──────── RECORDS FOR PROCESSING ────────

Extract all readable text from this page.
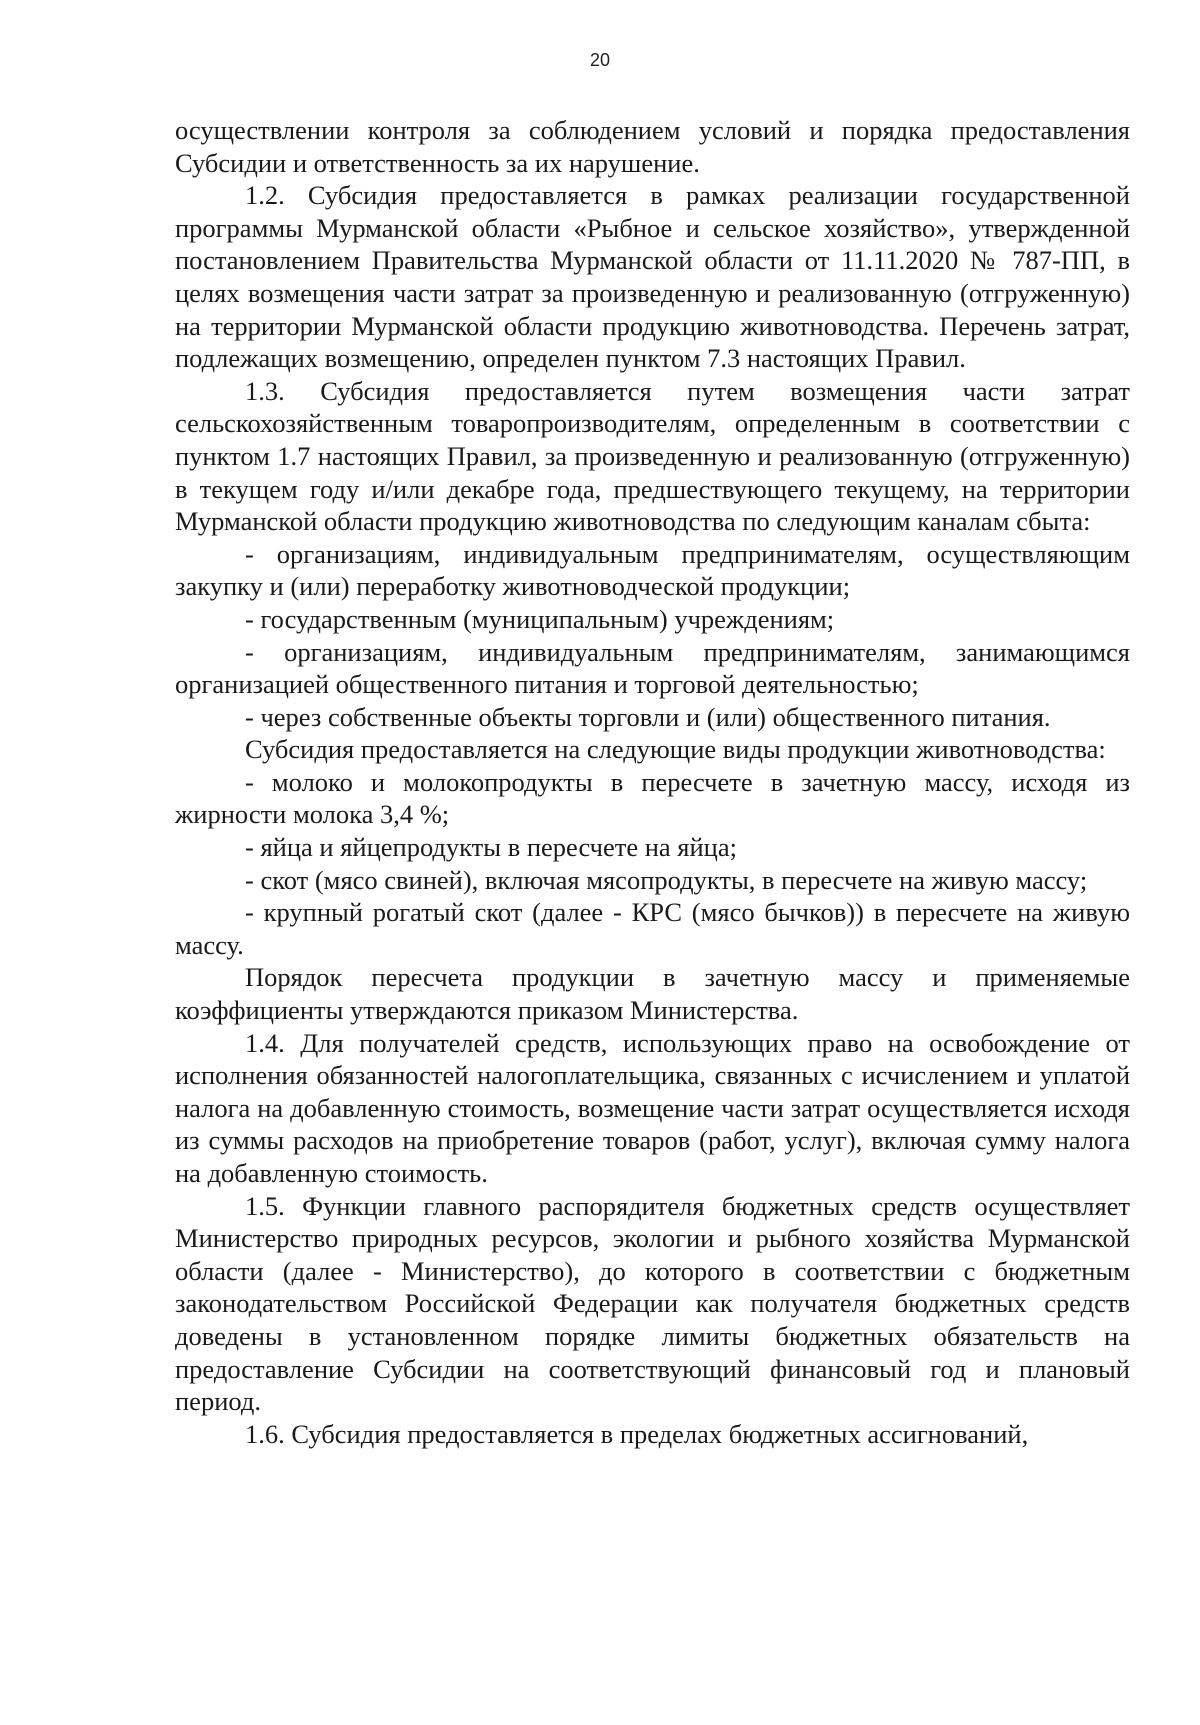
20

осуществлении контроля за соблюдением условий и порядка предоставления Субсидии и ответственность за их нарушение.

1.2. Субсидия предоставляется в рамках реализации государственной программы Мурманской области «Рыбное и сельское хозяйство», утвержденной постановлением Правительства Мурманской области от 11.11.2020 № 787-ПП, в целях возмещения части затрат за произведенную и реализованную (отгруженную) на территории Мурманской области продукцию животноводства. Перечень затрат, подлежащих возмещению, определен пунктом 7.3 настоящих Правил.

1.3. Субсидия предоставляется путем возмещения части затрат сельскохозяйственным товаропроизводителям, определенным в соответствии с пунктом 1.7 настоящих Правил, за произведенную и реализованную (отгруженную) в текущем году и/или декабре года, предшествующего текущему, на территории Мурманской области продукцию животноводства по следующим каналам сбыта:

- организациям, индивидуальным предпринимателям, осуществляющим закупку и (или) переработку животноводческой продукции;

- государственным (муниципальным) учреждениям;

- организациям, индивидуальным предпринимателям, занимающимся организацией общественного питания и торговой деятельностью;

- через собственные объекты торговли и (или) общественного питания.

Субсидия предоставляется на следующие виды продукции животноводства:

- молоко и молокопродукты в пересчете в зачетную массу, исходя из жирности молока 3,4 %;

- яйца и яйцепродукты в пересчете на яйца;

- скот (мясо свиней), включая мясопродукты, в пересчете на живую массу;

- крупный рогатый скот (далее - КРС (мясо бычков)) в пересчете на живую массу.

Порядок пересчета продукции в зачетную массу и применяемые коэффициенты утверждаются приказом Министерства.

1.4. Для получателей средств, использующих право на освобождение от исполнения обязанностей налогоплательщика, связанных с исчислением и уплатой налога на добавленную стоимость, возмещение части затрат осуществляется исходя из суммы расходов на приобретение товаров (работ, услуг), включая сумму налога на добавленную стоимость.

1.5. Функции главного распорядителя бюджетных средств осуществляет Министерство природных ресурсов, экологии и рыбного хозяйства Мурманской области (далее - Министерство), до которого в соответствии с бюджетным законодательством Российской Федерации как получателя бюджетных средств доведены в установленном порядке лимиты бюджетных обязательств на предоставление Субсидии на соответствующий финансовый год и плановый период.

1.6. Субсидия предоставляется в пределах бюджетных ассигнований,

────────

▶ _TASK INSTRUCTIONS_
Exclude the images and reproduce the remaining data exactly.

▶ _SOLUTION TO THE PROBLEM_
Extract all readable text from this page.
20

осуществлении контроля за соблюдением условий и порядка предоставления Субсидии и ответственность за их нарушение.

1.2. Субсидия предоставляется в рамках реализации государственной программы Мурманской области «Рыбное и сельское хозяйство», утвержденной постановлением Правительства Мурманской области от 11.11.2020 № 787-ПП, в целях возмещения части затрат за произведенную и реализованную (отгруженную) на территории Мурманской области продукцию животноводства. Перечень затрат, подлежащих возмещению, определен пунктом 7.3 настоящих Правил.

1.3. Субсидия предоставляется путем возмещения части затрат сельскохозяйственным товаропроизводителям, определенным в соответствии с пунктом 1.7 настоящих Правил, за произведенную и реализованную (отгруженную) в текущем году и/или декабре года, предшествующего текущему, на территории Мурманской области продукцию животноводства по следующим каналам сбыта:

- организациям, индивидуальным предпринимателям, осуществляющим закупку и (или) переработку животноводческой продукции;

- государственным (муниципальным) учреждениям;

- организациям, индивидуальным предпринимателям, занимающимся организацией общественного питания и торговой деятельностью;

- через собственные объекты торговли и (или) общественного питания.

Субсидия предоставляется на следующие виды продукции животноводства:

- молоко и молокопродукты в пересчете в зачетную массу, исходя из жирности молока 3,4 %;

- яйца и яйцепродукты в пересчете на яйца;

- скот (мясо свиней), включая мясопродукты, в пересчете на живую массу;

- крупный рогатый скот (далее - КРС (мясо бычков)) в пересчете на живую массу.

Порядок пересчета продукции в зачетную массу и применяемые коэффициенты утверждаются приказом Министерства.

1.4. Для получателей средств, использующих право на освобождение от исполнения обязанностей налогоплательщика, связанных с исчислением и уплатой налога на добавленную стоимость, возмещение части затрат осуществляется исходя из суммы расходов на приобретение товаров (работ, услуг), включая сумму налога на добавленную стоимость.

1.5. Функции главного распорядителя бюджетных средств осуществляет Министерство природных ресурсов, экологии и рыбного хозяйства Мурманской области (далее - Министерство), до которого в соответствии с бюджетным законодательством Российской Федерации как получателя бюджетных средств доведены в установленном порядке лимиты бюджетных обязательств на предоставление Субсидии на соответствующий финансовый год и плановый период.

1.6. Субсидия предоставляется в пределах бюджетных ассигнований,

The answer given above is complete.